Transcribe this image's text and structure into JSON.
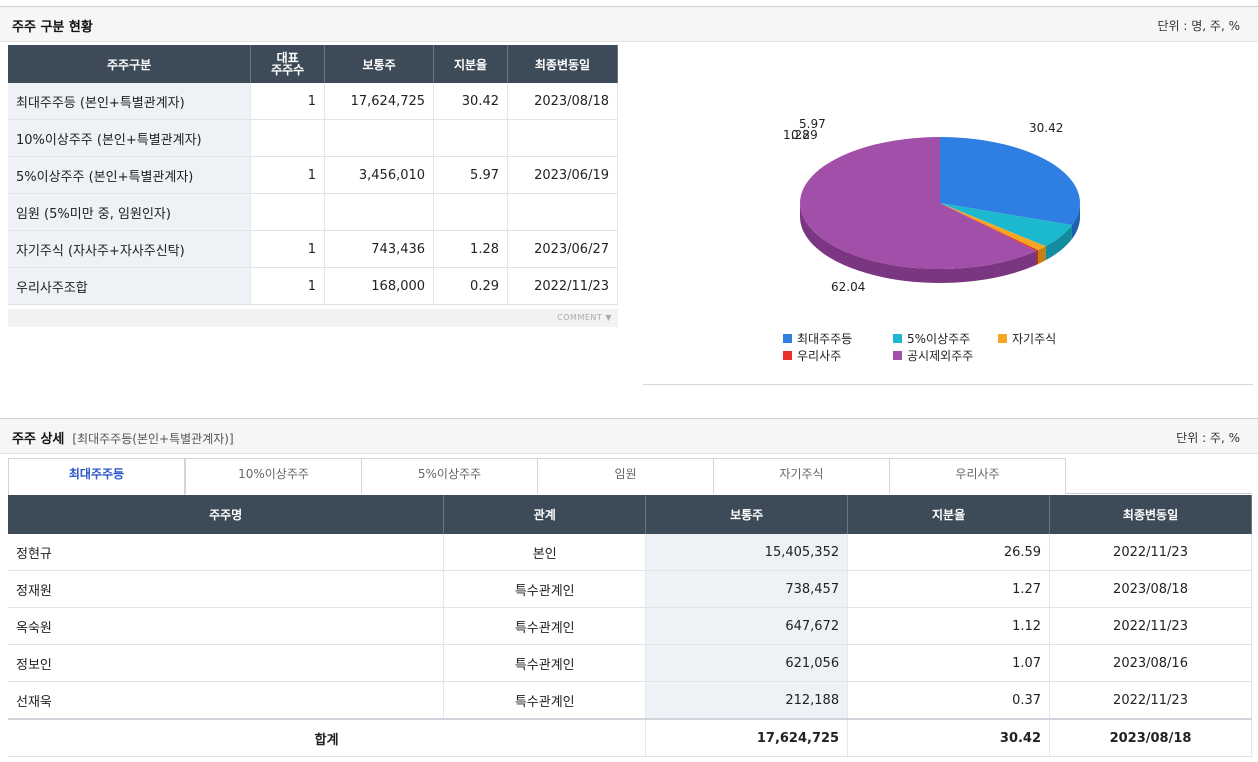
{
  "section1": {
    "title": "주주 구분 현황",
    "unit": "단위 : 명, 주, %"
  },
  "table1": {
    "headers": [
      "주주구분",
      "대표\n주주수",
      "보통주",
      "지분율",
      "최종변동일"
    ],
    "header_rep_1": "대표",
    "header_rep_2": "주주수",
    "rows": [
      {
        "label": "최대주주등 (본인+특별관계자)",
        "count": "1",
        "shares": "17,624,725",
        "ratio": "30.42",
        "date": "2023/08/18"
      },
      {
        "label": "10%이상주주 (본인+특별관계자)",
        "count": "",
        "shares": "",
        "ratio": "",
        "date": ""
      },
      {
        "label": "5%이상주주 (본인+특별관계자)",
        "count": "1",
        "shares": "3,456,010",
        "ratio": "5.97",
        "date": "2023/06/19"
      },
      {
        "label": "임원 (5%미만 중, 임원인자)",
        "count": "",
        "shares": "",
        "ratio": "",
        "date": ""
      },
      {
        "label": "자기주식 (자사주+자사주신탁)",
        "count": "1",
        "shares": "743,436",
        "ratio": "1.28",
        "date": "2023/06/27"
      },
      {
        "label": "우리사주조합",
        "count": "1",
        "shares": "168,000",
        "ratio": "0.29",
        "date": "2022/11/23"
      }
    ],
    "comment": "COMMENT"
  },
  "chart_data": {
    "type": "pie",
    "categories": [
      "최대주주등",
      "5%이상주주",
      "자기주식",
      "우리사주",
      "공시제외주주"
    ],
    "values": [
      30.42,
      5.97,
      1.28,
      0.29,
      62.04
    ],
    "labels": [
      "30.42",
      "5.97",
      "1.28",
      "0.29",
      "62.04"
    ],
    "colors": [
      "#2f7fe3",
      "#1cb8cf",
      "#f5a623",
      "#e8302a",
      "#a24fa9"
    ],
    "side_colors": [
      "#1f5fb0",
      "#148c9f",
      "#c47f14",
      "#b0201c",
      "#7a3680"
    ],
    "legend_placement": "bottom"
  },
  "section2": {
    "title": "주주 상세",
    "subtitle": "[최대주주등(본인+특별관계자)]",
    "unit": "단위 : 주, %"
  },
  "tabs": [
    "최대주주등",
    "10%이상주주",
    "5%이상주주",
    "임원",
    "자기주식",
    "우리사주"
  ],
  "table2": {
    "headers": [
      "주주명",
      "관계",
      "보통주",
      "지분율",
      "최종변동일"
    ],
    "rows": [
      {
        "name": "정현규",
        "rel": "본인",
        "shares": "15,405,352",
        "ratio": "26.59",
        "date": "2022/11/23"
      },
      {
        "name": "정재원",
        "rel": "특수관계인",
        "shares": "738,457",
        "ratio": "1.27",
        "date": "2023/08/18"
      },
      {
        "name": "옥숙원",
        "rel": "특수관계인",
        "shares": "647,672",
        "ratio": "1.12",
        "date": "2022/11/23"
      },
      {
        "name": "정보인",
        "rel": "특수관계인",
        "shares": "621,056",
        "ratio": "1.07",
        "date": "2023/08/16"
      },
      {
        "name": "선재욱",
        "rel": "특수관계인",
        "shares": "212,188",
        "ratio": "0.37",
        "date": "2022/11/23"
      }
    ],
    "total": {
      "label": "합계",
      "shares": "17,624,725",
      "ratio": "30.42",
      "date": "2023/08/18"
    }
  }
}
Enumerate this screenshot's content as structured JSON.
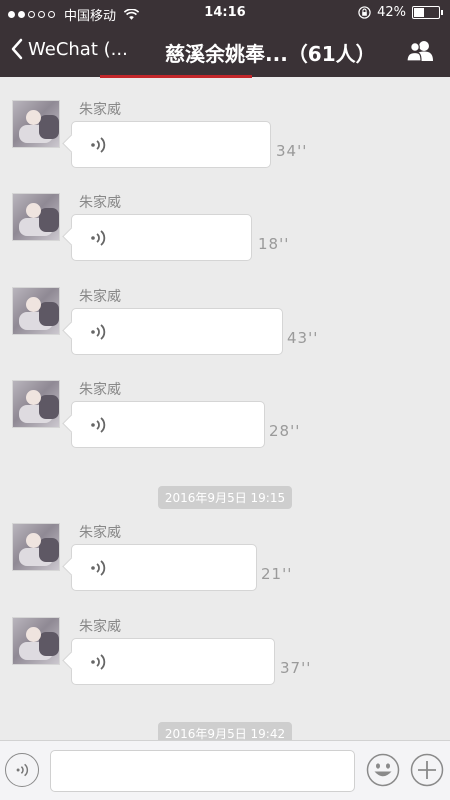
{
  "status_bar": {
    "signal_bars_filled": 2,
    "signal_bars_total": 5,
    "carrier": "中国移动",
    "time": "14:16",
    "battery_text": "42%",
    "battery_level": 0.42,
    "icons": [
      "wifi-icon",
      "orientation-lock-icon",
      "battery-icon"
    ]
  },
  "nav": {
    "back_label": "WeChat (...",
    "title": "慈溪余姚奉...（61人）",
    "members_icon": "members-icon"
  },
  "messages": [
    {
      "sender": "朱家威",
      "duration": "34''",
      "width_level": 34
    },
    {
      "sender": "朱家威",
      "duration": "18''",
      "width_level": 18
    },
    {
      "sender": "朱家威",
      "duration": "43''",
      "width_level": 43
    },
    {
      "sender": "朱家威",
      "duration": "28''",
      "width_level": 28
    }
  ],
  "timestamp_1": "2016年9月5日 19:15",
  "messages_2": [
    {
      "sender": "朱家威",
      "duration": "21''",
      "width_level": 21
    },
    {
      "sender": "朱家威",
      "duration": "37''",
      "width_level": 37
    }
  ],
  "timestamp_2": "2016年9月5日 19:42",
  "input_bar": {
    "icons": [
      "voice-toggle-icon",
      "emoji-icon",
      "plus-icon"
    ],
    "text_value": ""
  }
}
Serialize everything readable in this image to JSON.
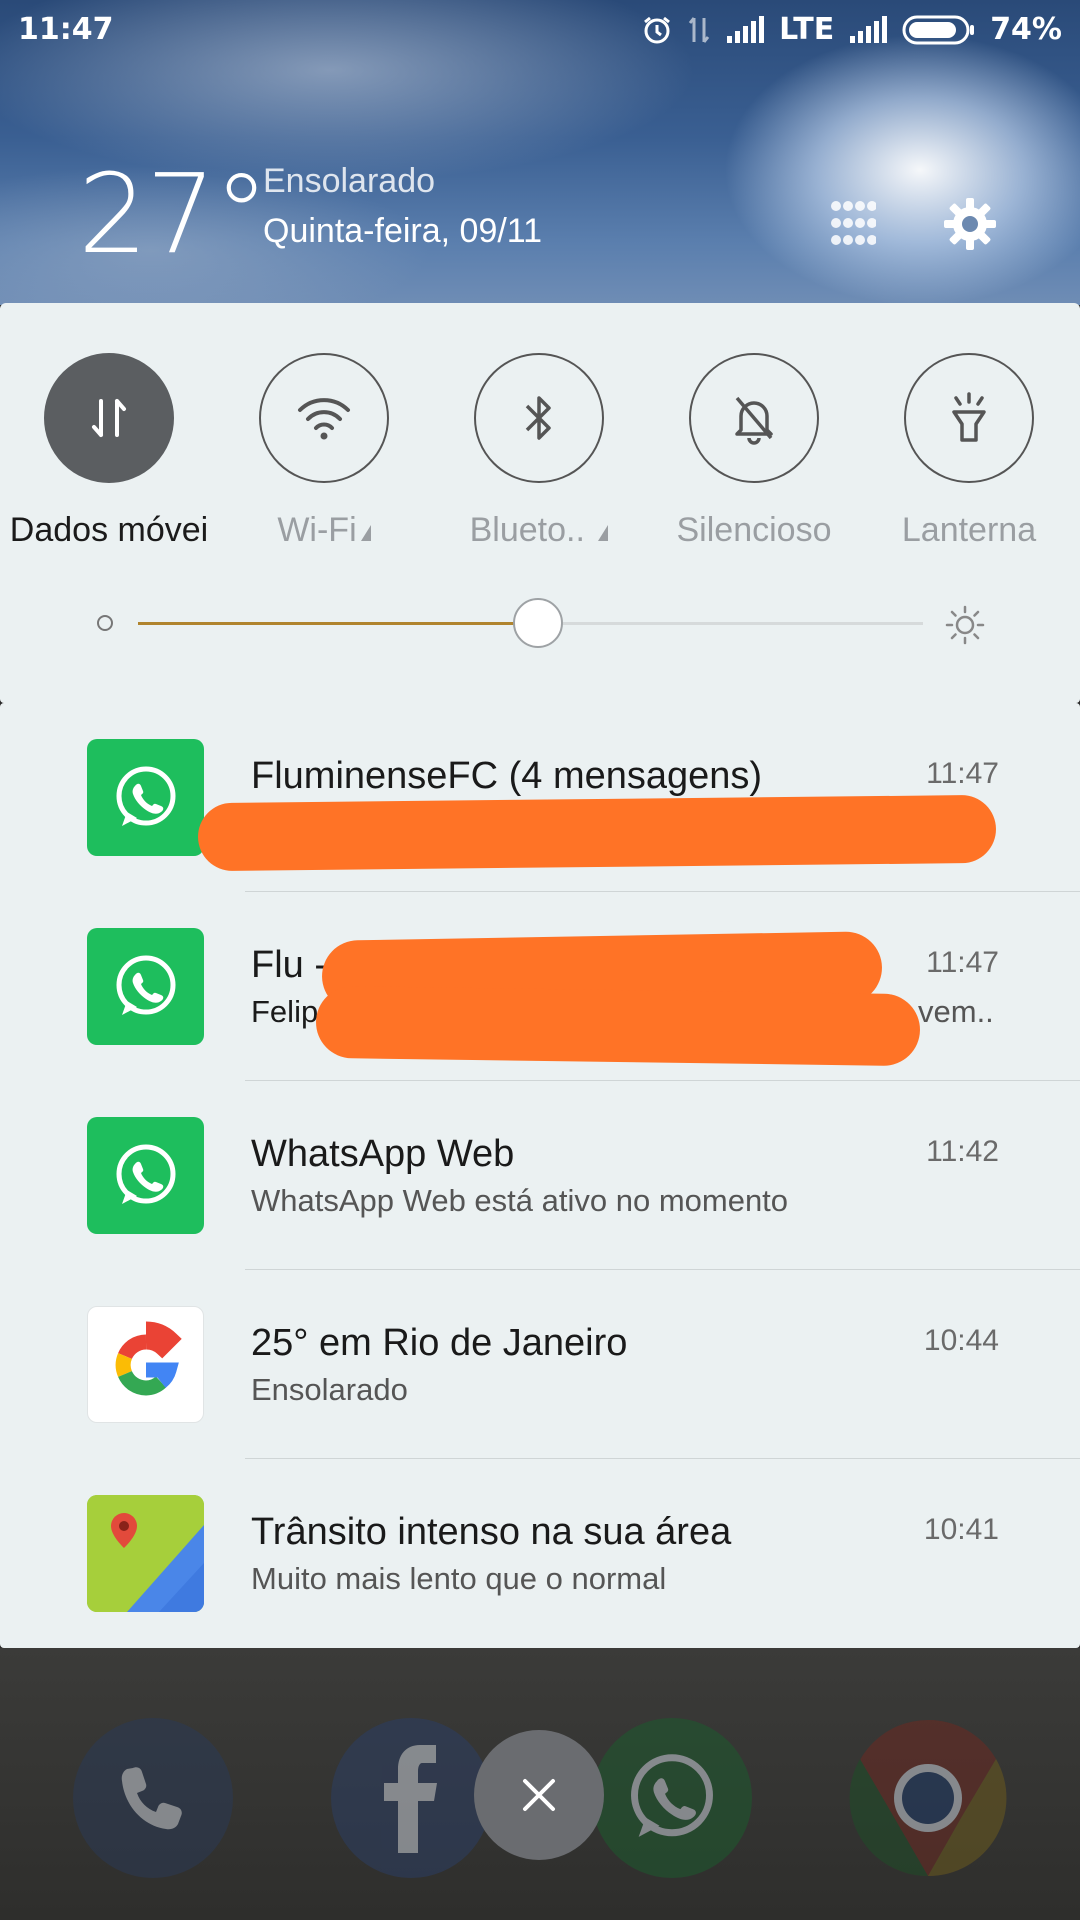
{
  "status_bar": {
    "time": "11:47",
    "network": "LTE",
    "battery": "74%",
    "battery_level": 0.74
  },
  "weather": {
    "temperature": "27°",
    "condition": "Ensolarado",
    "date": "Quinta-feira, 09/11"
  },
  "quick_settings": {
    "toggles": [
      {
        "label": "Dados móvei",
        "icon": "mobile-data-icon",
        "active": true
      },
      {
        "label": "Wi-Fi",
        "icon": "wifi-icon",
        "active": false
      },
      {
        "label": "Blueto..",
        "icon": "bluetooth-icon",
        "active": false
      },
      {
        "label": "Silencioso",
        "icon": "bell-off-icon",
        "active": false
      },
      {
        "label": "Lanterna",
        "icon": "flashlight-icon",
        "active": false
      }
    ],
    "brightness_level": 0.51,
    "colors": {
      "slider_fill": "#b0842e",
      "active_toggle": "#5b5e61"
    }
  },
  "notifications": [
    {
      "title": "FluminenseFC (4 mensagens)",
      "subtitle": "",
      "time": "11:47",
      "app": "whatsapp-icon",
      "redacted": true
    },
    {
      "title": "Flu -",
      "subtitle": "Felip",
      "time": "11:47",
      "trailing_text": "vem..",
      "app": "whatsapp-icon",
      "redacted": true
    },
    {
      "title": "WhatsApp Web",
      "subtitle": "WhatsApp Web está ativo no momento",
      "time": "11:42",
      "app": "whatsapp-icon"
    },
    {
      "title": "25° em Rio de Janeiro",
      "subtitle": "Ensolarado",
      "time": "10:44",
      "app": "google-icon"
    },
    {
      "title": "Trânsito intenso na sua área",
      "subtitle": "Muito mais lento que o normal",
      "time": "10:41",
      "app": "maps-icon"
    }
  ],
  "dock": {
    "apps": [
      "phone-icon",
      "facebook-icon",
      "whatsapp-icon",
      "chrome-icon"
    ]
  },
  "brand_colors": {
    "whatsapp": "#1ebe5d",
    "redaction": "#ff7326"
  }
}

--- --- ---

## Task requirements
Print every entry exactly as written, without the pictures.

## Expected output
Transcribe this image's text and structure into JSON.
{
  "section1": {
    "title": "주주 구분 현황",
    "unit": "단위 : 명, 주, %"
  },
  "table1": {
    "headers": [
      "주주구분",
      "대표\n주주수",
      "보통주",
      "지분율",
      "최종변동일"
    ],
    "header_rep_1": "대표",
    "header_rep_2": "주주수",
    "rows": [
      {
        "label": "최대주주등 (본인+특별관계자)",
        "count": "1",
        "shares": "17,624,725",
        "ratio": "30.42",
        "date": "2023/08/18"
      },
      {
        "label": "10%이상주주 (본인+특별관계자)",
        "count": "",
        "shares": "",
        "ratio": "",
        "date": ""
      },
      {
        "label": "5%이상주주 (본인+특별관계자)",
        "count": "1",
        "shares": "3,456,010",
        "ratio": "5.97",
        "date": "2023/06/19"
      },
      {
        "label": "임원 (5%미만 중, 임원인자)",
        "count": "",
        "shares": "",
        "ratio": "",
        "date": ""
      },
      {
        "label": "자기주식 (자사주+자사주신탁)",
        "count": "1",
        "shares": "743,436",
        "ratio": "1.28",
        "date": "2023/06/27"
      },
      {
        "label": "우리사주조합",
        "count": "1",
        "shares": "168,000",
        "ratio": "0.29",
        "date": "2022/11/23"
      }
    ],
    "comment": "COMMENT"
  },
  "chart_data": {
    "type": "pie",
    "categories": [
      "최대주주등",
      "5%이상주주",
      "자기주식",
      "우리사주",
      "공시제외주주"
    ],
    "values": [
      30.42,
      5.97,
      1.28,
      0.29,
      62.04
    ],
    "labels": [
      "30.42",
      "5.97",
      "1.28",
      "0.29",
      "62.04"
    ],
    "colors": [
      "#2f7fe3",
      "#1cb8cf",
      "#f5a623",
      "#e8302a",
      "#a24fa9"
    ],
    "side_colors": [
      "#1f5fb0",
      "#148c9f",
      "#c47f14",
      "#b0201c",
      "#7a3680"
    ],
    "legend_placement": "bottom"
  },
  "section2": {
    "title": "주주 상세",
    "subtitle": "[최대주주등(본인+특별관계자)]",
    "unit": "단위 : 주, %"
  },
  "tabs": [
    "최대주주등",
    "10%이상주주",
    "5%이상주주",
    "임원",
    "자기주식",
    "우리사주"
  ],
  "table2": {
    "headers": [
      "주주명",
      "관계",
      "보통주",
      "지분율",
      "최종변동일"
    ],
    "rows": [
      {
        "name": "정현규",
        "rel": "본인",
        "shares": "15,405,352",
        "ratio": "26.59",
        "date": "2022/11/23"
      },
      {
        "name": "정재원",
        "rel": "특수관계인",
        "shares": "738,457",
        "ratio": "1.27",
        "date": "2023/08/18"
      },
      {
        "name": "옥숙원",
        "rel": "특수관계인",
        "shares": "647,672",
        "ratio": "1.12",
        "date": "2022/11/23"
      },
      {
        "name": "정보인",
        "rel": "특수관계인",
        "shares": "621,056",
        "ratio": "1.07",
        "date": "2023/08/16"
      },
      {
        "name": "선재욱",
        "rel": "특수관계인",
        "shares": "212,188",
        "ratio": "0.37",
        "date": "2022/11/23"
      }
    ],
    "total": {
      "label": "합계",
      "shares": "17,624,725",
      "ratio": "30.42",
      "date": "2023/08/18"
    }
  }
}
Enumerate this screenshot's content as structured JSON.
{
  "status_bar": {
    "signal_bars_filled": 2,
    "signal_bars_total": 5,
    "carrier": "中国移动",
    "time": "14:16",
    "battery_text": "42%",
    "battery_level": 0.42,
    "icons": [
      "wifi-icon",
      "orientation-lock-icon",
      "battery-icon"
    ]
  },
  "nav": {
    "back_label": "WeChat (...",
    "title": "慈溪余姚奉...（61人）",
    "members_icon": "members-icon"
  },
  "messages": [
    {
      "sender": "朱家威",
      "duration": "34''",
      "width_level": 34
    },
    {
      "sender": "朱家威",
      "duration": "18''",
      "width_level": 18
    },
    {
      "sender": "朱家威",
      "duration": "43''",
      "width_level": 43
    },
    {
      "sender": "朱家威",
      "duration": "28''",
      "width_level": 28
    }
  ],
  "timestamp_1": "2016年9月5日 19:15",
  "messages_2": [
    {
      "sender": "朱家威",
      "duration": "21''",
      "width_level": 21
    },
    {
      "sender": "朱家威",
      "duration": "37''",
      "width_level": 37
    }
  ],
  "timestamp_2": "2016年9月5日 19:42",
  "input_bar": {
    "icons": [
      "voice-toggle-icon",
      "emoji-icon",
      "plus-icon"
    ],
    "text_value": ""
  }
}
Serialize everything readable in this image to JSON.
{
  "status_bar": {
    "time": "11:47",
    "network": "LTE",
    "battery": "74%",
    "battery_level": 0.74
  },
  "weather": {
    "temperature": "27°",
    "condition": "Ensolarado",
    "date": "Quinta-feira, 09/11"
  },
  "quick_settings": {
    "toggles": [
      {
        "label": "Dados móvei",
        "icon": "mobile-data-icon",
        "active": true
      },
      {
        "label": "Wi-Fi",
        "icon": "wifi-icon",
        "active": false
      },
      {
        "label": "Blueto..",
        "icon": "bluetooth-icon",
        "active": false
      },
      {
        "label": "Silencioso",
        "icon": "bell-off-icon",
        "active": false
      },
      {
        "label": "Lanterna",
        "icon": "flashlight-icon",
        "active": false
      }
    ],
    "brightness_level": 0.51,
    "colors": {
      "slider_fill": "#b0842e",
      "active_toggle": "#5b5e61"
    }
  },
  "notifications": [
    {
      "title": "FluminenseFC (4 mensagens)",
      "subtitle": "",
      "time": "11:47",
      "app": "whatsapp-icon",
      "redacted": true
    },
    {
      "title": "Flu -",
      "subtitle": "Felip",
      "time": "11:47",
      "trailing_text": "vem..",
      "app": "whatsapp-icon",
      "redacted": true
    },
    {
      "title": "WhatsApp Web",
      "subtitle": "WhatsApp Web está ativo no momento",
      "time": "11:42",
      "app": "whatsapp-icon"
    },
    {
      "title": "25° em Rio de Janeiro",
      "subtitle": "Ensolarado",
      "time": "10:44",
      "app": "google-icon"
    },
    {
      "title": "Trânsito intenso na sua área",
      "subtitle": "Muito mais lento que o normal",
      "time": "10:41",
      "app": "maps-icon"
    }
  ],
  "dock": {
    "apps": [
      "phone-icon",
      "facebook-icon",
      "whatsapp-icon",
      "chrome-icon"
    ]
  },
  "brand_colors": {
    "whatsapp": "#1ebe5d",
    "redaction": "#ff7326"
  }
}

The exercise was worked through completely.